What is needed:
How many lines in the entries below contain "Shift"? Answer with the number only.

─── Data for this exercise

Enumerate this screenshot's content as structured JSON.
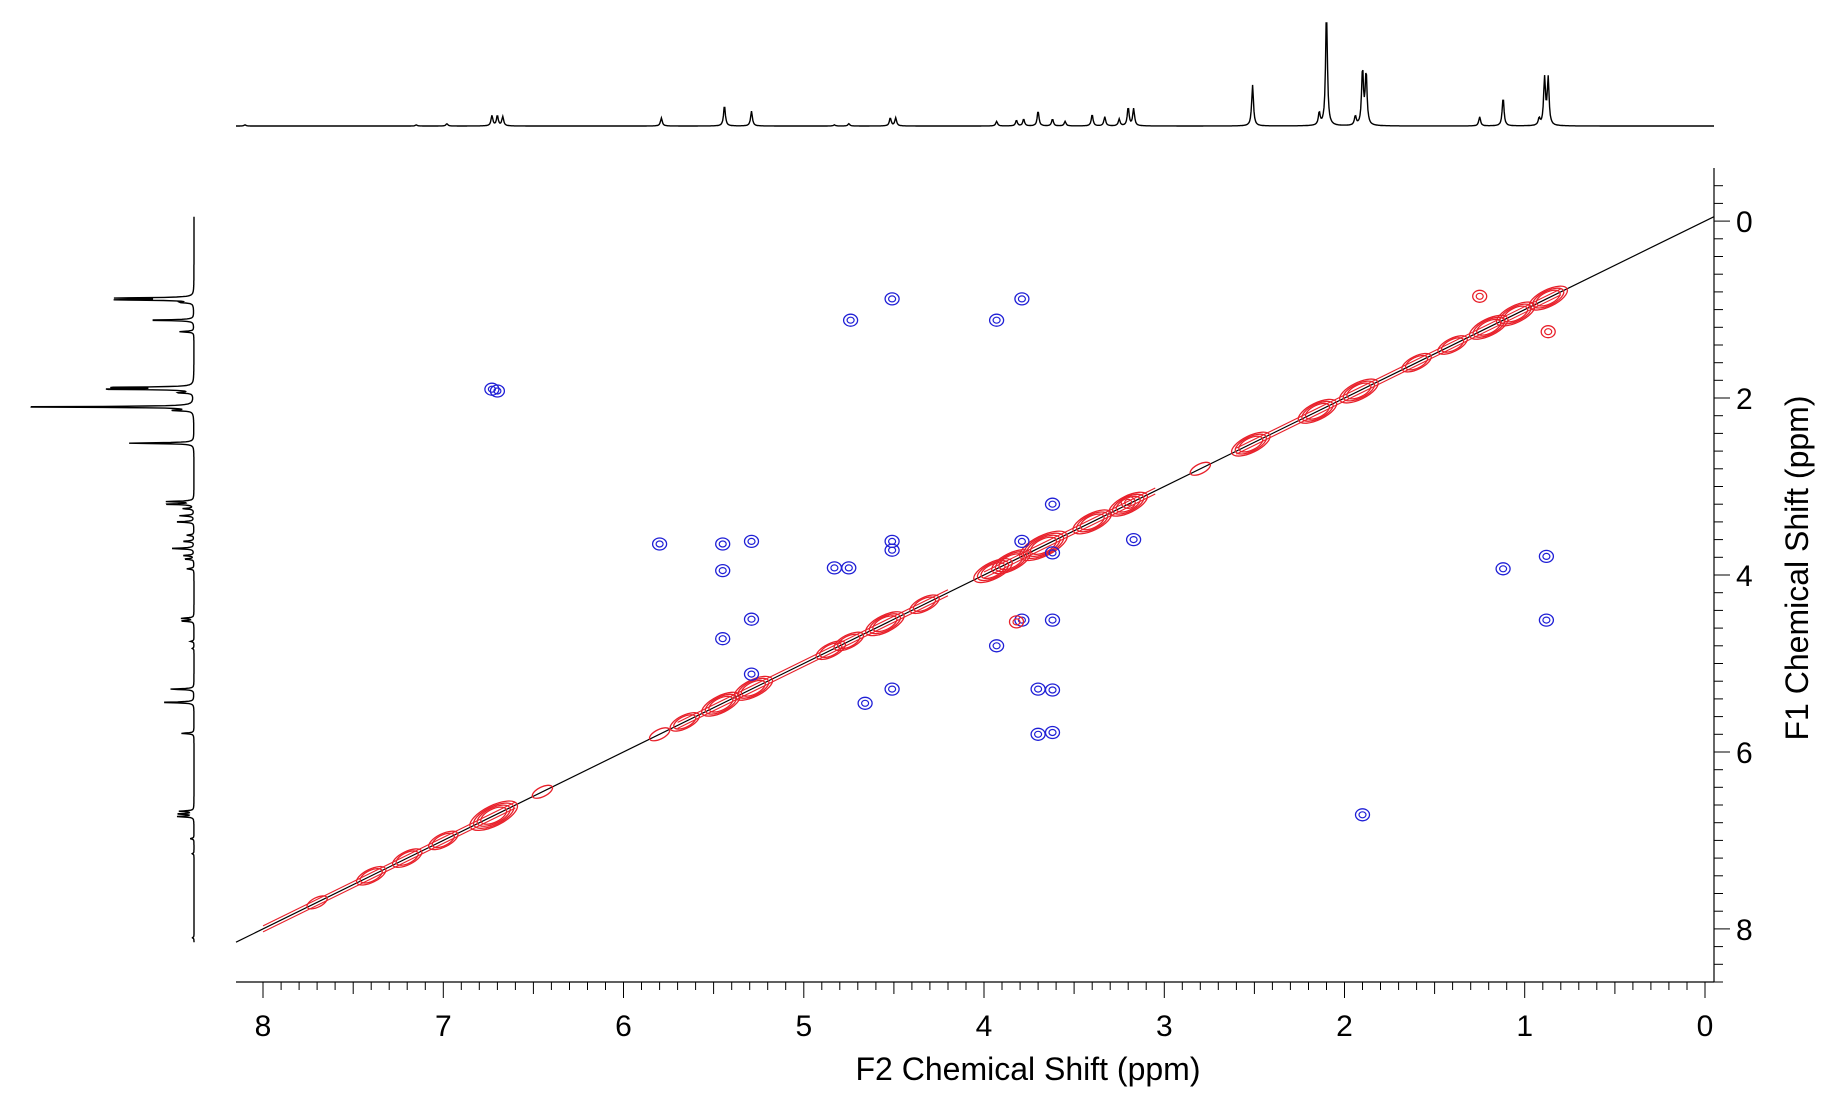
{
  "chart_data": {
    "type": "2d-nmr-contour",
    "xlabel": "F2 Chemical Shift (ppm)",
    "ylabel": "F1 Chemical Shift (ppm)",
    "xlim": [
      8.15,
      -0.05
    ],
    "ylim": [
      -0.6,
      8.6
    ],
    "x_ticks": [
      "8",
      "7",
      "6",
      "5",
      "4",
      "3",
      "2",
      "1",
      "0"
    ],
    "y_ticks": [
      "0",
      "2",
      "4",
      "6",
      "8"
    ],
    "x_tick_values": [
      8,
      7,
      6,
      5,
      4,
      3,
      2,
      1,
      0
    ],
    "y_tick_values": [
      0,
      2,
      4,
      6,
      8
    ],
    "diagonal": {
      "from": [
        8.15,
        8.15
      ],
      "to": [
        -0.05,
        -0.05
      ],
      "color": "#000000"
    },
    "colors": {
      "positive": "#e8202a",
      "negative": "#1f1fd6",
      "spectrum": "#000000"
    },
    "projection_peaks": [
      {
        "ppm": 8.1,
        "height": 0.01
      },
      {
        "ppm": 7.15,
        "height": 0.01
      },
      {
        "ppm": 6.98,
        "height": 0.02
      },
      {
        "ppm": 6.73,
        "height": 0.09
      },
      {
        "ppm": 6.7,
        "height": 0.09
      },
      {
        "ppm": 6.67,
        "height": 0.08
      },
      {
        "ppm": 5.79,
        "height": 0.07
      },
      {
        "ppm": 5.44,
        "height": 0.18
      },
      {
        "ppm": 5.29,
        "height": 0.13
      },
      {
        "ppm": 4.83,
        "height": 0.01
      },
      {
        "ppm": 4.75,
        "height": 0.02
      },
      {
        "ppm": 4.52,
        "height": 0.07
      },
      {
        "ppm": 4.49,
        "height": 0.07
      },
      {
        "ppm": 3.93,
        "height": 0.04
      },
      {
        "ppm": 3.82,
        "height": 0.05
      },
      {
        "ppm": 3.78,
        "height": 0.06
      },
      {
        "ppm": 3.7,
        "height": 0.13
      },
      {
        "ppm": 3.62,
        "height": 0.06
      },
      {
        "ppm": 3.55,
        "height": 0.04
      },
      {
        "ppm": 3.4,
        "height": 0.1
      },
      {
        "ppm": 3.33,
        "height": 0.08
      },
      {
        "ppm": 3.25,
        "height": 0.06
      },
      {
        "ppm": 3.2,
        "height": 0.16
      },
      {
        "ppm": 3.17,
        "height": 0.15
      },
      {
        "ppm": 2.51,
        "height": 0.36
      },
      {
        "ppm": 2.14,
        "height": 0.11
      },
      {
        "ppm": 2.1,
        "height": 1.0
      },
      {
        "ppm": 1.94,
        "height": 0.08
      },
      {
        "ppm": 1.9,
        "height": 0.49
      },
      {
        "ppm": 1.88,
        "height": 0.46
      },
      {
        "ppm": 1.25,
        "height": 0.08
      },
      {
        "ppm": 1.12,
        "height": 0.25
      },
      {
        "ppm": 0.92,
        "height": 0.06
      },
      {
        "ppm": 0.89,
        "height": 0.41
      },
      {
        "ppm": 0.87,
        "height": 0.41
      }
    ],
    "diagonal_peaks": [
      {
        "ppm": 7.7,
        "size": 1
      },
      {
        "ppm": 7.4,
        "size": 2
      },
      {
        "ppm": 7.2,
        "size": 2
      },
      {
        "ppm": 7.0,
        "size": 2
      },
      {
        "ppm": 6.72,
        "size": 4
      },
      {
        "ppm": 6.45,
        "size": 1
      },
      {
        "ppm": 5.8,
        "size": 1
      },
      {
        "ppm": 5.66,
        "size": 2
      },
      {
        "ppm": 5.46,
        "size": 3
      },
      {
        "ppm": 5.28,
        "size": 3
      },
      {
        "ppm": 4.85,
        "size": 2
      },
      {
        "ppm": 4.75,
        "size": 2
      },
      {
        "ppm": 4.55,
        "size": 3
      },
      {
        "ppm": 4.33,
        "size": 2
      },
      {
        "ppm": 3.95,
        "size": 3
      },
      {
        "ppm": 3.85,
        "size": 3
      },
      {
        "ppm": 3.67,
        "size": 4
      },
      {
        "ppm": 3.4,
        "size": 3
      },
      {
        "ppm": 3.2,
        "size": 3
      },
      {
        "ppm": 2.8,
        "size": 1
      },
      {
        "ppm": 2.52,
        "size": 3
      },
      {
        "ppm": 2.15,
        "size": 3
      },
      {
        "ppm": 1.92,
        "size": 3
      },
      {
        "ppm": 1.6,
        "size": 2
      },
      {
        "ppm": 1.4,
        "size": 2
      },
      {
        "ppm": 1.2,
        "size": 3
      },
      {
        "ppm": 1.05,
        "size": 3
      },
      {
        "ppm": 0.87,
        "size": 3
      }
    ],
    "cross_peaks": [
      {
        "f2": 4.51,
        "f1": 0.88,
        "sign": "negative"
      },
      {
        "f2": 3.79,
        "f1": 0.88,
        "sign": "negative"
      },
      {
        "f2": 3.93,
        "f1": 1.12,
        "sign": "negative"
      },
      {
        "f2": 4.74,
        "f1": 1.12,
        "sign": "negative"
      },
      {
        "f2": 6.73,
        "f1": 1.9,
        "sign": "negative"
      },
      {
        "f2": 6.7,
        "f1": 1.92,
        "sign": "negative"
      },
      {
        "f2": 1.25,
        "f1": 0.85,
        "sign": "positive"
      },
      {
        "f2": 0.87,
        "f1": 1.25,
        "sign": "positive"
      },
      {
        "f2": 3.62,
        "f1": 3.2,
        "sign": "negative"
      },
      {
        "f2": 3.17,
        "f1": 3.6,
        "sign": "negative"
      },
      {
        "f2": 5.8,
        "f1": 3.65,
        "sign": "negative"
      },
      {
        "f2": 5.45,
        "f1": 3.65,
        "sign": "negative"
      },
      {
        "f2": 5.29,
        "f1": 3.62,
        "sign": "negative"
      },
      {
        "f2": 4.51,
        "f1": 3.62,
        "sign": "negative"
      },
      {
        "f2": 4.51,
        "f1": 3.72,
        "sign": "negative"
      },
      {
        "f2": 4.83,
        "f1": 3.92,
        "sign": "negative"
      },
      {
        "f2": 4.75,
        "f1": 3.92,
        "sign": "negative"
      },
      {
        "f2": 5.45,
        "f1": 3.95,
        "sign": "negative"
      },
      {
        "f2": 3.79,
        "f1": 3.62,
        "sign": "negative"
      },
      {
        "f2": 3.62,
        "f1": 3.75,
        "sign": "negative"
      },
      {
        "f2": 1.12,
        "f1": 3.93,
        "sign": "negative"
      },
      {
        "f2": 0.88,
        "f1": 3.79,
        "sign": "negative"
      },
      {
        "f2": 5.29,
        "f1": 4.5,
        "sign": "negative"
      },
      {
        "f2": 5.45,
        "f1": 4.72,
        "sign": "negative"
      },
      {
        "f2": 3.79,
        "f1": 4.51,
        "sign": "negative"
      },
      {
        "f2": 3.62,
        "f1": 4.51,
        "sign": "negative"
      },
      {
        "f2": 3.93,
        "f1": 4.8,
        "sign": "negative"
      },
      {
        "f2": 0.88,
        "f1": 4.51,
        "sign": "negative"
      },
      {
        "f2": 3.82,
        "f1": 4.53,
        "sign": "positive"
      },
      {
        "f2": 4.51,
        "f1": 5.29,
        "sign": "negative"
      },
      {
        "f2": 3.7,
        "f1": 5.29,
        "sign": "negative"
      },
      {
        "f2": 3.62,
        "f1": 5.3,
        "sign": "negative"
      },
      {
        "f2": 4.66,
        "f1": 5.45,
        "sign": "negative"
      },
      {
        "f2": 3.7,
        "f1": 5.8,
        "sign": "negative"
      },
      {
        "f2": 3.62,
        "f1": 5.78,
        "sign": "negative"
      },
      {
        "f2": 5.29,
        "f1": 5.12,
        "sign": "negative"
      },
      {
        "f2": 1.9,
        "f1": 6.71,
        "sign": "negative"
      },
      {
        "f2": 3.2,
        "f1": 3.18,
        "sign": "positive"
      }
    ]
  }
}
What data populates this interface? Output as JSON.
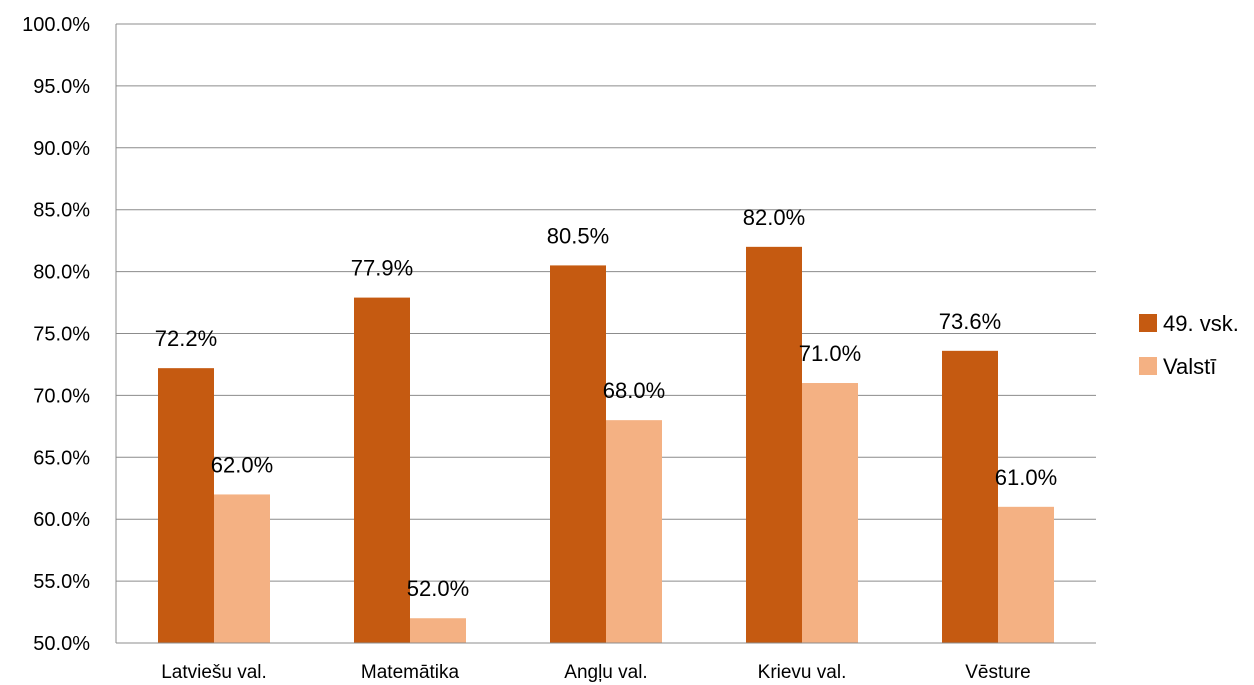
{
  "chart_data": {
    "type": "bar",
    "categories": [
      "Latviešu val.",
      "Matemātika",
      "Angļu val.",
      "Krievu val.",
      "Vēsture"
    ],
    "series": [
      {
        "name": "49. vsk.",
        "values": [
          72.2,
          77.9,
          80.5,
          82.0,
          73.6
        ],
        "labels": [
          "72.2%",
          "77.9%",
          "80.5%",
          "82.0%",
          "73.6%"
        ]
      },
      {
        "name": "Valstī",
        "values": [
          62.0,
          52.0,
          68.0,
          71.0,
          61.0
        ],
        "labels": [
          "62.0%",
          "52.0%",
          "68.0%",
          "71.0%",
          "61.0%"
        ]
      }
    ],
    "ylim": [
      50,
      100
    ],
    "yticks": [
      "50.0%",
      "55.0%",
      "60.0%",
      "65.0%",
      "70.0%",
      "75.0%",
      "80.0%",
      "85.0%",
      "90.0%",
      "95.0%",
      "100.0%"
    ],
    "grid": true,
    "legend_position": "right",
    "colors": {
      "49. vsk.": "#C55A11",
      "Valstī": "#F4B183"
    }
  }
}
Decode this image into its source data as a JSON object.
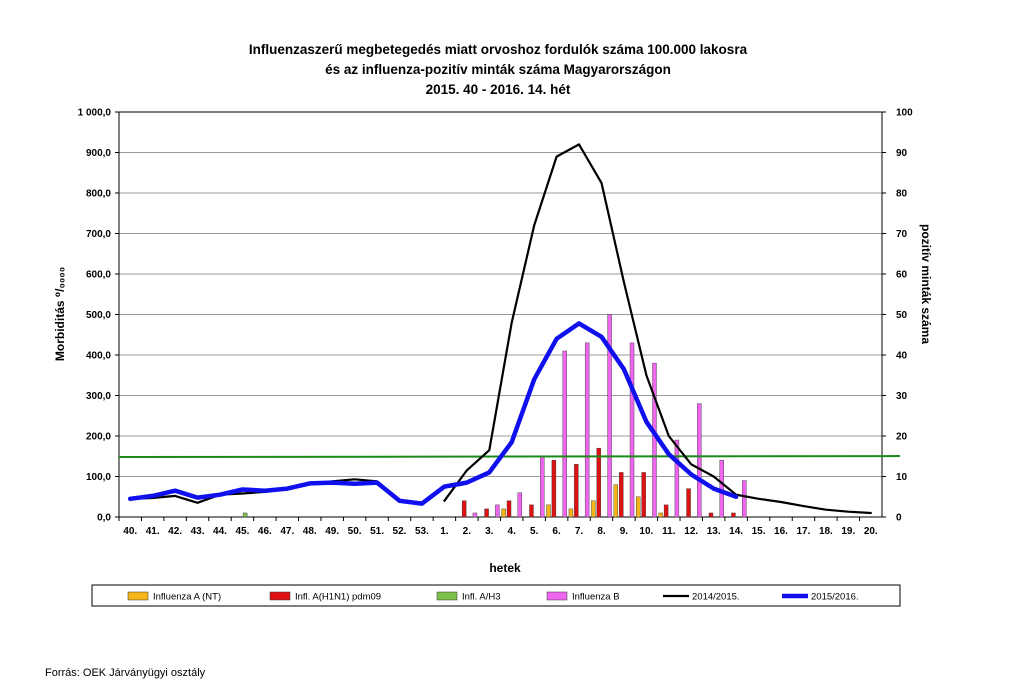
{
  "chart_data": {
    "type": "bar",
    "title": [
      "Influenzaszerű megbetegedés miatt orvoshoz fordulók száma 100.000 lakosra",
      "és az influenza-pozitív minták száma Magyarországon",
      "2015. 40 - 2016. 14. hét"
    ],
    "xlabel": "hetek",
    "ylabel": "Morbiditás ⁰/₀₀₀₀",
    "y2label": "pozitív minták száma",
    "ylim": [
      0,
      1000
    ],
    "y2lim": [
      0,
      100
    ],
    "yticks": [
      "0,0",
      "100,0",
      "200,0",
      "300,0",
      "400,0",
      "500,0",
      "600,0",
      "700,0",
      "800,0",
      "900,0",
      "1 000,0"
    ],
    "y2ticks": [
      "0",
      "10",
      "20",
      "30",
      "40",
      "50",
      "60",
      "70",
      "80",
      "90",
      "100"
    ],
    "grid": true,
    "legend_position": "bottom",
    "categories": [
      "40.",
      "41.",
      "42.",
      "43.",
      "44.",
      "45.",
      "46.",
      "47.",
      "48.",
      "49.",
      "50.",
      "51.",
      "52.",
      "53.",
      "1.",
      "2.",
      "3.",
      "4.",
      "5.",
      "6.",
      "7.",
      "8.",
      "9.",
      "10.",
      "11.",
      "12.",
      "13.",
      "14.",
      "15.",
      "16.",
      "17.",
      "18.",
      "19.",
      "20."
    ],
    "bar_series": [
      {
        "name": "Influenza A (NT)",
        "color": "#F5B418",
        "axis": "right",
        "values": [
          0,
          0,
          0,
          0,
          0,
          0,
          0,
          0,
          0,
          0,
          0,
          0,
          0,
          0,
          0,
          0,
          0,
          2,
          0,
          3,
          2,
          4,
          8,
          5,
          1,
          0,
          0,
          0,
          0,
          0,
          0,
          0,
          0,
          0
        ]
      },
      {
        "name": "Infl. A(H1N1) pdm09",
        "color": "#DD1111",
        "axis": "right",
        "values": [
          0,
          0,
          0,
          0,
          0,
          0,
          0,
          0,
          0,
          0,
          0,
          0,
          0,
          0,
          0,
          4,
          2,
          4,
          3,
          14,
          13,
          17,
          11,
          11,
          3,
          7,
          1,
          1,
          0,
          0,
          0,
          0,
          0,
          0
        ]
      },
      {
        "name": "Infl. A/H3",
        "color": "#7CC04A",
        "axis": "right",
        "values": [
          0,
          0,
          0,
          0,
          0,
          1,
          0,
          0,
          0,
          0,
          0,
          0,
          0,
          0,
          0,
          0,
          0,
          0,
          0,
          0,
          0,
          0,
          0,
          0,
          0,
          0,
          0,
          0,
          0,
          0,
          0,
          0,
          0,
          0
        ]
      },
      {
        "name": "Influenza B",
        "color": "#EE66EE",
        "axis": "right",
        "values": [
          0,
          0,
          0,
          0,
          0,
          0,
          0,
          0,
          0,
          0,
          0,
          0,
          0,
          0,
          0,
          1,
          3,
          6,
          15,
          41,
          43,
          50,
          43,
          38,
          19,
          28,
          14,
          9,
          0,
          0,
          0,
          0,
          0,
          0
        ]
      }
    ],
    "line_series": [
      {
        "name": "2014/2015.",
        "color": "#000000",
        "axis": "left",
        "values": [
          45,
          47,
          52,
          35,
          55,
          58,
          62,
          70,
          82,
          88,
          93,
          88,
          null,
          null,
          40,
          115,
          165,
          480,
          720,
          890,
          920,
          825,
          580,
          350,
          200,
          130,
          100,
          55,
          45,
          37,
          27,
          18,
          13,
          10
        ]
      },
      {
        "name": "2015/2016.",
        "color": "#1010EE",
        "axis": "left",
        "values": [
          45,
          52,
          65,
          48,
          55,
          68,
          65,
          70,
          83,
          85,
          82,
          85,
          40,
          33,
          75,
          85,
          110,
          185,
          340,
          440,
          478,
          445,
          365,
          235,
          155,
          105,
          70,
          50,
          null,
          null,
          null,
          null,
          null,
          null
        ]
      }
    ],
    "threshold": {
      "value": 148,
      "color": "#1A8A1A",
      "axis": "left"
    }
  },
  "source": "Forrás: OEK Járványügyi osztály"
}
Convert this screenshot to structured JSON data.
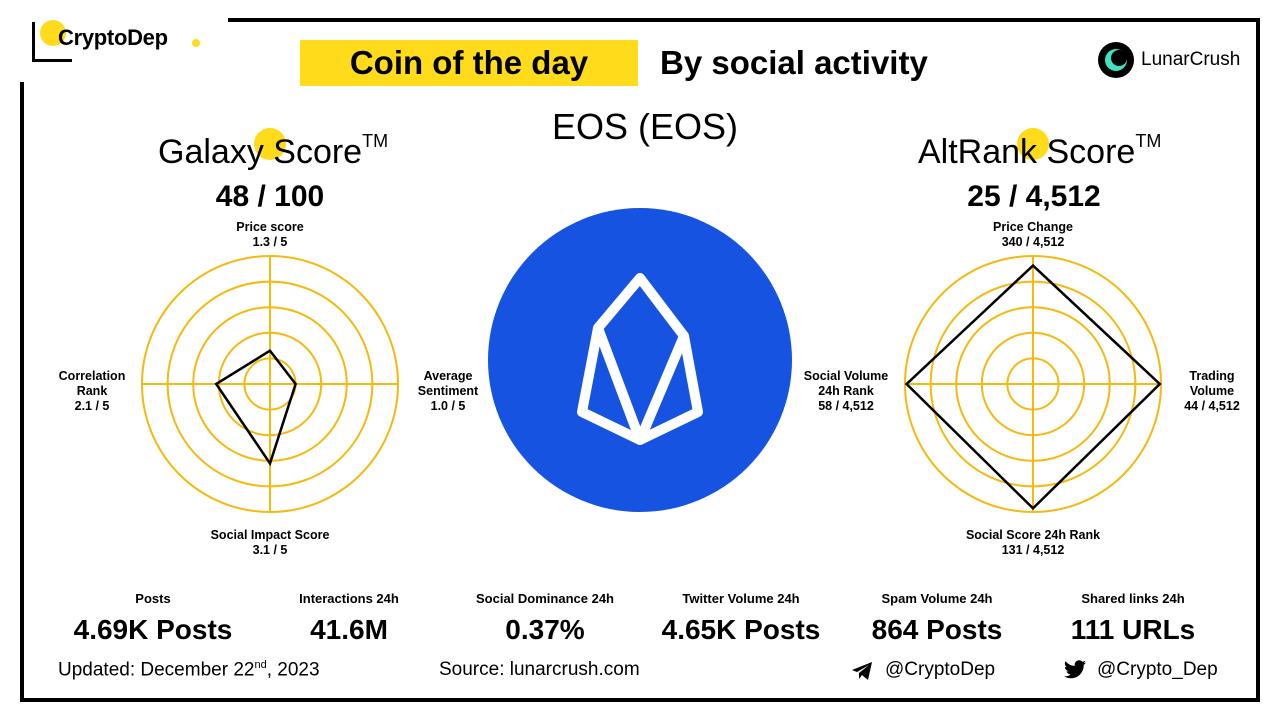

──────

Exercise result:
2